▸ Document passage
********************
If NoiseTracker II removes the noise, how can low frequencies still be present for rich sound?
NoiseTracker II does not remove all noise. Depending on the estimated signal-to-noise ratio in the particular channel, it will reduce gain to a certain extent in primarily the very low and very high frequencies that are not the most important for speech. The maximum gain reduction is only attained for steady-state noise. Even for the stronger levels, NoiseTracker II is fairly conservative in how much gain is reduced in order to maintain natural sound quality and to provide enough audibility for the user to orient themselves in the environment.
Why is there a NoiseTracker II per environment setting? Doesn’t NoiseTracker II adapt automatically anyway?
********************
▸ Complete the following
a) Reproduce the NoiseTracker II passage word for word, beginning at the words that include "NoiseTracker II does" and stopping after "adapt automatically anyway?".
b) Decide whether each statement agrees with the NoiseTracker II passage, answering yes or no and quoting the deciding words: (i) NoiseTracker II removes all noise. (ii) The maximum gain reduction is attained only for steady-state noise. (iii) NoiseTracker II reduces gain mainly in the middle frequencies.
Answer using only the NoiseTracker II passage above.
********************
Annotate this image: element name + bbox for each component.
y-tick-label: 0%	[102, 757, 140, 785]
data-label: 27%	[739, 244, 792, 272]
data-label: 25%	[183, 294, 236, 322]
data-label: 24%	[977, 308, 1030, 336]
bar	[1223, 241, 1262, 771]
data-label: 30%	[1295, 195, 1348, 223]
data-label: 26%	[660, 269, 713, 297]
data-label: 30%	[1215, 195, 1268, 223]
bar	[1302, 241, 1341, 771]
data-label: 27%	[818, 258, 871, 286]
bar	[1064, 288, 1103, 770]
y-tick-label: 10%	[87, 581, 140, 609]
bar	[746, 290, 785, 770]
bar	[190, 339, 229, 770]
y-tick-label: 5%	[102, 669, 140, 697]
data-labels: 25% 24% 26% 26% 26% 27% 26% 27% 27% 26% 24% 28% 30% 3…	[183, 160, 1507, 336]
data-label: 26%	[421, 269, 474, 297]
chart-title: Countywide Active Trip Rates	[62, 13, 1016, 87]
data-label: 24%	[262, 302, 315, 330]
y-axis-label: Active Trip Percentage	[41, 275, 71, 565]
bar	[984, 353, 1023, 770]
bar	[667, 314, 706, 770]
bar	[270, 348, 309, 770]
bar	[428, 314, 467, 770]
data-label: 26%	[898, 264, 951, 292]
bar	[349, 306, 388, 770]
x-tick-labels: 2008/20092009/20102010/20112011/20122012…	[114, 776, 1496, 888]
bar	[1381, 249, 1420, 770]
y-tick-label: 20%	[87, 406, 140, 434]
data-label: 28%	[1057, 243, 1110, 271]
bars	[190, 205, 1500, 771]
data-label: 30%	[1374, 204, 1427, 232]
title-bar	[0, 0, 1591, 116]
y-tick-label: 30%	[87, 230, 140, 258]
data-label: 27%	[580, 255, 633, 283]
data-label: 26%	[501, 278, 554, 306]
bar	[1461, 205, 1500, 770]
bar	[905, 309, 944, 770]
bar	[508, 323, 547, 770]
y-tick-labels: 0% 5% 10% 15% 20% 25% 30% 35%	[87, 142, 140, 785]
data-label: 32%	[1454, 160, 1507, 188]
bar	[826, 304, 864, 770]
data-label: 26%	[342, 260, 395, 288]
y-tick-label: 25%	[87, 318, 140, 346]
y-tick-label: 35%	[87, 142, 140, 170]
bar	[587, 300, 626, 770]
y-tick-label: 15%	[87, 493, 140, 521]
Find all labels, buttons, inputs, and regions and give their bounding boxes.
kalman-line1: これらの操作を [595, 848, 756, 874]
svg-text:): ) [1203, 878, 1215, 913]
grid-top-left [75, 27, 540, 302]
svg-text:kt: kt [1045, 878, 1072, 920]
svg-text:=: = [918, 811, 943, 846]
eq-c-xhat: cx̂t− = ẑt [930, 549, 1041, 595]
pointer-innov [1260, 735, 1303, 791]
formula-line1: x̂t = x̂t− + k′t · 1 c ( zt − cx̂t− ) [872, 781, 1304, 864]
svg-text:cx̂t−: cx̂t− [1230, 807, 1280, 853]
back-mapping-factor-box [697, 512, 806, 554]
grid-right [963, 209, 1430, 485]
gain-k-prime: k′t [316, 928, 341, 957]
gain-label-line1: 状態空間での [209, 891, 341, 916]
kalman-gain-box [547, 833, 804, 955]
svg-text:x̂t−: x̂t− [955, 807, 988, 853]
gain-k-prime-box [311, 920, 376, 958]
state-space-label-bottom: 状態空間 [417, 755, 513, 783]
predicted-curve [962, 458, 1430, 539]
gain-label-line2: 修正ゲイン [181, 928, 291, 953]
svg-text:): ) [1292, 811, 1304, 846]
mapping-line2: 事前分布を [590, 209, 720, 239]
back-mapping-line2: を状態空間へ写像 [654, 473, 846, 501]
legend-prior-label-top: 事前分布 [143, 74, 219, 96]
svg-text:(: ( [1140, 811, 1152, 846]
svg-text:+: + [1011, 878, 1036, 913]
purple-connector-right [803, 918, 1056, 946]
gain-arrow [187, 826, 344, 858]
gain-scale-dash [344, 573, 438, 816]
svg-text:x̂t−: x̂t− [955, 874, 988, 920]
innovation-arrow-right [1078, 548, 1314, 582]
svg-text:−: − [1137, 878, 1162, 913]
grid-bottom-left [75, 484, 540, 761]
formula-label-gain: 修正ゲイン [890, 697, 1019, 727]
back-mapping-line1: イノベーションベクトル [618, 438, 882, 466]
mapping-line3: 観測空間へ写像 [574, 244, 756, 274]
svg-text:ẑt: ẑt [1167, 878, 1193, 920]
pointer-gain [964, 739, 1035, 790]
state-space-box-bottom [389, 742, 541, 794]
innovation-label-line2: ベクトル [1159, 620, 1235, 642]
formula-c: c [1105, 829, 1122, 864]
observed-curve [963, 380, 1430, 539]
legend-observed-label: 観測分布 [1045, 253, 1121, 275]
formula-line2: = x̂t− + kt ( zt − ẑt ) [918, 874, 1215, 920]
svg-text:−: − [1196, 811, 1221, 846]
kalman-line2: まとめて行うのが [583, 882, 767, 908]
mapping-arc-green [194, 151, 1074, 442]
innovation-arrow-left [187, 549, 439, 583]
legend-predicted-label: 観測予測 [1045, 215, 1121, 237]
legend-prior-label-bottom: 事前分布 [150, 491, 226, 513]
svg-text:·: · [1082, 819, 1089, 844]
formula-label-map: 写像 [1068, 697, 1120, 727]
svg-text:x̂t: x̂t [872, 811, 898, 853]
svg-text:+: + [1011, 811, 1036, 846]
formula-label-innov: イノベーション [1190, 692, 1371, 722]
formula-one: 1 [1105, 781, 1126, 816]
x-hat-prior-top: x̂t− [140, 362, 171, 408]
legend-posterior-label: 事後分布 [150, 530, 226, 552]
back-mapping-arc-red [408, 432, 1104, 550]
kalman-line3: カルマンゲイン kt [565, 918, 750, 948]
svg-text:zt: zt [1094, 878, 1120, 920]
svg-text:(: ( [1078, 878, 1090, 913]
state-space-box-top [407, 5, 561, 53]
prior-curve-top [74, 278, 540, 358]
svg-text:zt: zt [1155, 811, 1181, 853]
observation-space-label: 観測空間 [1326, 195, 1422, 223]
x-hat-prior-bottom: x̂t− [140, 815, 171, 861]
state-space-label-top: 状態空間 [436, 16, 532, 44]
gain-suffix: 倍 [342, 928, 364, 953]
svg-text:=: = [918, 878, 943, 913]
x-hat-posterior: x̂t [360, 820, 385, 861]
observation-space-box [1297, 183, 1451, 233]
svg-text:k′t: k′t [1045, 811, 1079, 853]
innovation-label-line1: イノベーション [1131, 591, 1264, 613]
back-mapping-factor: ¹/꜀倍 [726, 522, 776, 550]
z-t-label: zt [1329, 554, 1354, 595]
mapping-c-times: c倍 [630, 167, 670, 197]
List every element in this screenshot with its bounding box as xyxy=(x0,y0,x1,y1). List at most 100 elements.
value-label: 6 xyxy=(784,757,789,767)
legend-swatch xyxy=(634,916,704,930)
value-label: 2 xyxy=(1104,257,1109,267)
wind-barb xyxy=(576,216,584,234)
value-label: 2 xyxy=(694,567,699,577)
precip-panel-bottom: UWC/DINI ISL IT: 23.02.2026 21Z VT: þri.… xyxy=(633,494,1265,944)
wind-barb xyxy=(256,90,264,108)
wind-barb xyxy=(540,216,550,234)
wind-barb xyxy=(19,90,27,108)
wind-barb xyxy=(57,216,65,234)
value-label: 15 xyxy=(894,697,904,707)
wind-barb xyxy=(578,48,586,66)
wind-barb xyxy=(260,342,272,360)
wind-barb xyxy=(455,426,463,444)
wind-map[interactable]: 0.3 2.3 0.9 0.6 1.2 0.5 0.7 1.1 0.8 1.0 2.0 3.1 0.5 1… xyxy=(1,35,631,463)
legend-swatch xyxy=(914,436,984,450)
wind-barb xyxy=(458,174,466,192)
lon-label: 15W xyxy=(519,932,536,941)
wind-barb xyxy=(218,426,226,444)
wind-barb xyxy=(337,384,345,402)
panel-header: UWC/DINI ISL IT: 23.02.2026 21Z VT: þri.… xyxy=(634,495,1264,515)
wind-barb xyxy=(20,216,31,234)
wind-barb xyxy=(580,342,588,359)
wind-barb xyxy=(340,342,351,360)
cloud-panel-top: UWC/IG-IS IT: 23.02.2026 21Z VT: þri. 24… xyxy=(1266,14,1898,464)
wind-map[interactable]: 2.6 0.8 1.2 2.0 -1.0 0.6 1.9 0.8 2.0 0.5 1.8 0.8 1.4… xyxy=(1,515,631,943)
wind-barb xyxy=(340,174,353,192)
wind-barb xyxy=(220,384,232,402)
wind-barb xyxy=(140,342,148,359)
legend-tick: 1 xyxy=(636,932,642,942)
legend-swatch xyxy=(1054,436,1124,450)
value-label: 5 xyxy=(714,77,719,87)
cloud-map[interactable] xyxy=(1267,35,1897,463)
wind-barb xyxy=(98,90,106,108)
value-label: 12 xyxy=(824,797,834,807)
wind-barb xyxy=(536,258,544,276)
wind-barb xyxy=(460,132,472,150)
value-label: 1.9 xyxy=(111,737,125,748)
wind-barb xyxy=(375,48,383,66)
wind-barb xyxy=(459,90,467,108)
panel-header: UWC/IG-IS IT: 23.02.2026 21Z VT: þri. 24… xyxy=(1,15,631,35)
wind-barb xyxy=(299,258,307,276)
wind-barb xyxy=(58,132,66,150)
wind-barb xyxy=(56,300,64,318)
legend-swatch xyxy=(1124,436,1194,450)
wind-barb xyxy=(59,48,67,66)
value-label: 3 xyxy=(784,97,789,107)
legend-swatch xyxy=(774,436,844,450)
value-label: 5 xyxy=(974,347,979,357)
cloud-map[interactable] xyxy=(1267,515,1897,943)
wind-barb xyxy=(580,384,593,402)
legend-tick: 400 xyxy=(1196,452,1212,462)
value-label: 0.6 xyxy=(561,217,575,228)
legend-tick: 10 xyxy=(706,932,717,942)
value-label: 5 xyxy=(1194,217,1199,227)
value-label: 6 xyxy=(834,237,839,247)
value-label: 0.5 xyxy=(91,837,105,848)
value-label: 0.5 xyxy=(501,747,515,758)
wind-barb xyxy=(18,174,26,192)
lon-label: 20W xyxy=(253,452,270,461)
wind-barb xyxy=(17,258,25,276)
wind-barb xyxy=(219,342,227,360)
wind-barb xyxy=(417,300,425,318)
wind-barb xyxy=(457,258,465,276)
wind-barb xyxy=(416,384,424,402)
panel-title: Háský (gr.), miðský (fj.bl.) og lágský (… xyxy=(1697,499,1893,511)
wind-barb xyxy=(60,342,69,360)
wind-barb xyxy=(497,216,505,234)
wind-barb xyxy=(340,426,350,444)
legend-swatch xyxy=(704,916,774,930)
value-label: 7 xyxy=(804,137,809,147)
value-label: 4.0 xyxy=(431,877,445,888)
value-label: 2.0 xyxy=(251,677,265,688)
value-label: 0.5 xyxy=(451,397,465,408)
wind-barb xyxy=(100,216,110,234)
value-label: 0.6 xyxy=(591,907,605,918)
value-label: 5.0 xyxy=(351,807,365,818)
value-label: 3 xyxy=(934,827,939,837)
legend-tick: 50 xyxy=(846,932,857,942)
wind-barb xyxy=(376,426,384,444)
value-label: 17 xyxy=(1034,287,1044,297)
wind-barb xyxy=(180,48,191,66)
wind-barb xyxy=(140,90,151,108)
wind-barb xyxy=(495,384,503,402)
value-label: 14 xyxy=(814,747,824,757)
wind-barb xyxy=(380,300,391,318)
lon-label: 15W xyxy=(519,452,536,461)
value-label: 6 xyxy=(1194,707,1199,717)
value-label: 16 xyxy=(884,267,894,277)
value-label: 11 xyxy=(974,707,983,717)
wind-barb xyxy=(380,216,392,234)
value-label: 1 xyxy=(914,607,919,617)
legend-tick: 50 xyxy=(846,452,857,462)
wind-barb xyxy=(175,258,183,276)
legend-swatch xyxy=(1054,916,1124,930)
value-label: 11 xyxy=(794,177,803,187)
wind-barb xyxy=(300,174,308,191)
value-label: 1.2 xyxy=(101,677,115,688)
********************
▸ Answers to the exercises
a)
NoiseTracker II does not remove all noise. Depending on the estimated signal-to-noise ratio in the particular channel, it will reduce gain to a certain extent in primarily the very low and very high frequencies that are not the most important for speech. The maximum gain reduction is only attained for steady-state noise. Even for the stronger levels, NoiseTracker II is fairly conservative in how much gain is reduced in order to maintain natural sound quality and to provide enough audibility for the user to orient themselves in the environment.
Why is there a NoiseTracker II per environment setting? Doesn’t NoiseTracker II adapt automatically anyway?

b)
(i) No: "NoiseTracker II does not remove all noise."
(ii) Yes: "The maximum gain reduction is only attained for steady-state noise."
(iii) No: "in primarily the very low and very high frequencies that are not the most important for speech"